Excerpt from a dataset:
======

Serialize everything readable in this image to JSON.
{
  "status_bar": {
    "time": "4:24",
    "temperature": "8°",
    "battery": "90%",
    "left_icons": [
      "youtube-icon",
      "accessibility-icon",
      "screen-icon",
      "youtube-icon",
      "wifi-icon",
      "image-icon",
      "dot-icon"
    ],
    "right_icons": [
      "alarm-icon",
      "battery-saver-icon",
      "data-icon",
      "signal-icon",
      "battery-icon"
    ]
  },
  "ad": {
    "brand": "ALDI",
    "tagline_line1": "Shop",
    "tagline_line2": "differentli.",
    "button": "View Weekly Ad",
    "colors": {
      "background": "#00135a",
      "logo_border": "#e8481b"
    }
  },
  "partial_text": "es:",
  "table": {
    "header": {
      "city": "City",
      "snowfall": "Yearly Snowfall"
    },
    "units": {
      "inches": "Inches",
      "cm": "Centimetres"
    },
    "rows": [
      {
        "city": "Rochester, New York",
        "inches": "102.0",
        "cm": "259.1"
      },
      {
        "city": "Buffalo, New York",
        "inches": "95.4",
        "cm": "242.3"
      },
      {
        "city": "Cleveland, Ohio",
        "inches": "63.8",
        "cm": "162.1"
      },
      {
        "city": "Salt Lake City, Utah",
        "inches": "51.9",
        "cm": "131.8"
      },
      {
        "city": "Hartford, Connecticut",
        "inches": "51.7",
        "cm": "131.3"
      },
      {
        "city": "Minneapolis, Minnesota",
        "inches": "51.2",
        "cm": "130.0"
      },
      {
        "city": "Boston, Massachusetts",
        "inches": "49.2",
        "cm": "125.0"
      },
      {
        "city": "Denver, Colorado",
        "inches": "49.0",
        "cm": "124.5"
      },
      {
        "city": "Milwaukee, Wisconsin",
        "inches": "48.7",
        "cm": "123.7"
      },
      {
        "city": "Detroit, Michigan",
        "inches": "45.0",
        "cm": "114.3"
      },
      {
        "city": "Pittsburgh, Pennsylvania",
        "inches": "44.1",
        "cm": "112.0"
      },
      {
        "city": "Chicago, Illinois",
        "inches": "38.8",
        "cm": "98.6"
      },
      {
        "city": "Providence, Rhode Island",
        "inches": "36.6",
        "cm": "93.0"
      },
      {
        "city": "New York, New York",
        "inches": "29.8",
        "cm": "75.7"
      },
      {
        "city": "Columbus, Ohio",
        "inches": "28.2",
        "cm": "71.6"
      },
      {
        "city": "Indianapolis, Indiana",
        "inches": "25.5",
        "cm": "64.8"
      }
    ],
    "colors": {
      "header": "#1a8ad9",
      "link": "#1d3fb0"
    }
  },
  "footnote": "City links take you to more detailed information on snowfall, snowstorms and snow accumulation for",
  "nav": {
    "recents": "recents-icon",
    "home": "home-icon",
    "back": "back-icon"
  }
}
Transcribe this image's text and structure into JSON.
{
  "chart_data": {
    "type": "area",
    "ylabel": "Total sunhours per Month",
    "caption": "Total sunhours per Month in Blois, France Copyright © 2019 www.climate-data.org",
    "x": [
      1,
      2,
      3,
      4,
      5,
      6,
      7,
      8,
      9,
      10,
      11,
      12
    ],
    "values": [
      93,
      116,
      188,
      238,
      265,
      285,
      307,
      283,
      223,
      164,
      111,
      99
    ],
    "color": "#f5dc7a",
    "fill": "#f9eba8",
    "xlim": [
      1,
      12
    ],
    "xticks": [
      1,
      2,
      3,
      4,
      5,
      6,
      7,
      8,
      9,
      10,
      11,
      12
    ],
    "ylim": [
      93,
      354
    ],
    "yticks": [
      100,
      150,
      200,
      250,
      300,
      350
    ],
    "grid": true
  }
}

======

● **Task instructions**:
Looking at the records above, work out how many lines include the word "this", then give that number by itself.

● **Finished exercise**:
2